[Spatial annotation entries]
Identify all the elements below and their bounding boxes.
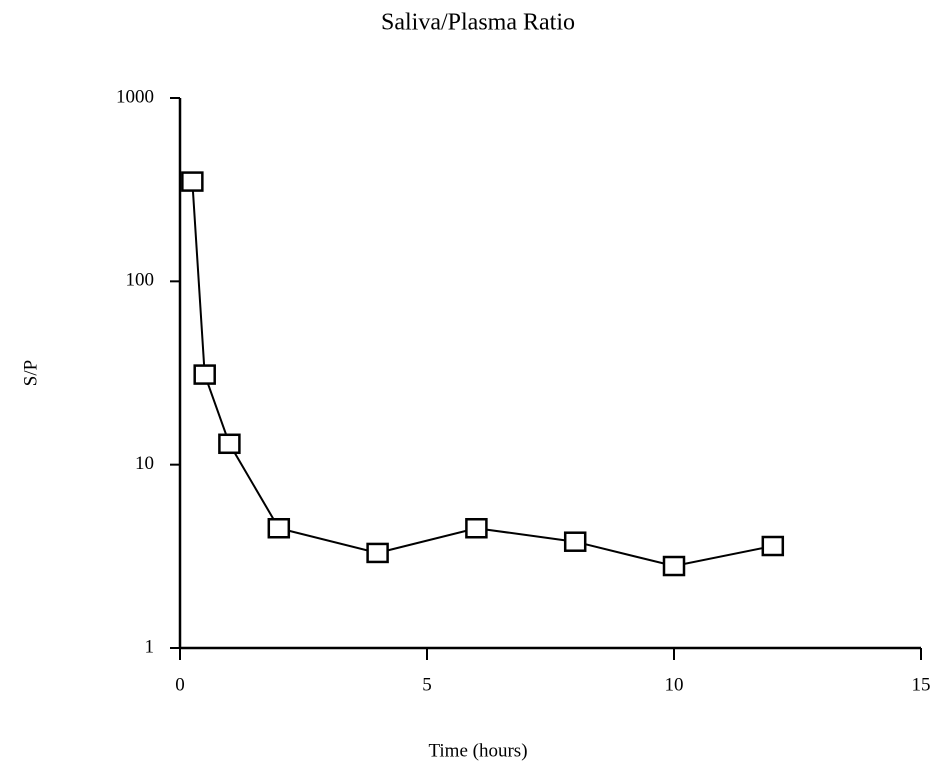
marker (563, 531, 587, 552)
chart-title: Saliva/Plasma Ratio (381, 10, 575, 36)
marker (761, 535, 785, 557)
marker (218, 433, 241, 455)
marker (193, 364, 216, 385)
x-tick-label: 10 (665, 674, 684, 695)
marker (662, 555, 686, 577)
y-tick-label: 10 (135, 453, 154, 474)
y-tick-label: 100 (126, 270, 155, 291)
marker (267, 517, 291, 539)
marker (181, 171, 204, 192)
y-tick-label: 1000 (116, 86, 154, 107)
marker (366, 542, 389, 564)
marker (465, 517, 488, 539)
x-tick-label: 0 (175, 674, 185, 695)
line (191, 181, 773, 568)
x-tick-label: 15 (912, 674, 931, 695)
x-tick-label: 5 (422, 674, 432, 695)
y-tick-label: 1 (145, 636, 155, 657)
y-axis-label: S/P (20, 360, 41, 386)
x-axis-label: Time (hours) (428, 740, 527, 761)
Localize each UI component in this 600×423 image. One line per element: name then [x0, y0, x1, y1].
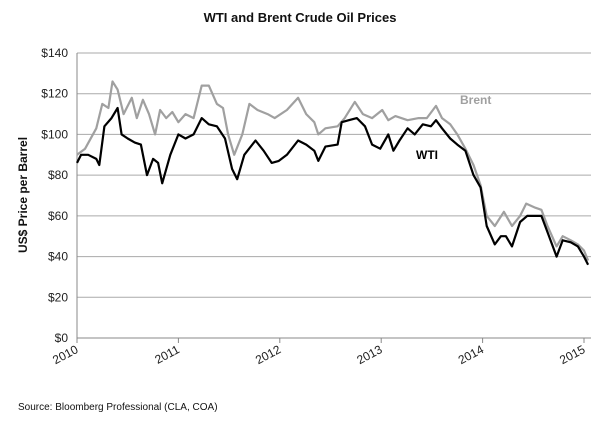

Stated problem: Please extract every line of the records above word for word, leaving out the pictures.

Output for this task:
Identify all the elements below and their bounding boxes.
marker (563, 531, 587, 552)
chart-title: Saliva/Plasma Ratio (381, 10, 575, 36)
marker (761, 535, 785, 557)
marker (218, 433, 241, 455)
marker (193, 364, 216, 385)
x-tick-label: 10 (665, 674, 684, 695)
marker (662, 555, 686, 577)
y-tick-label: 10 (135, 453, 154, 474)
y-tick-label: 100 (126, 270, 155, 291)
marker (267, 517, 291, 539)
marker (181, 171, 204, 192)
y-tick-label: 1000 (116, 86, 154, 107)
marker (366, 542, 389, 564)
marker (465, 517, 488, 539)
x-tick-label: 0 (175, 674, 185, 695)
line (191, 181, 773, 568)
x-tick-label: 15 (912, 674, 931, 695)
x-tick-label: 5 (422, 674, 432, 695)
y-tick-label: 1 (145, 636, 155, 657)
y-axis-label: S/P (20, 360, 41, 386)
x-axis-label: Time (hours) (428, 740, 527, 761)
Localize each UI component in this 600×423 image. One line per element: name then [x0, y0, x1, y1].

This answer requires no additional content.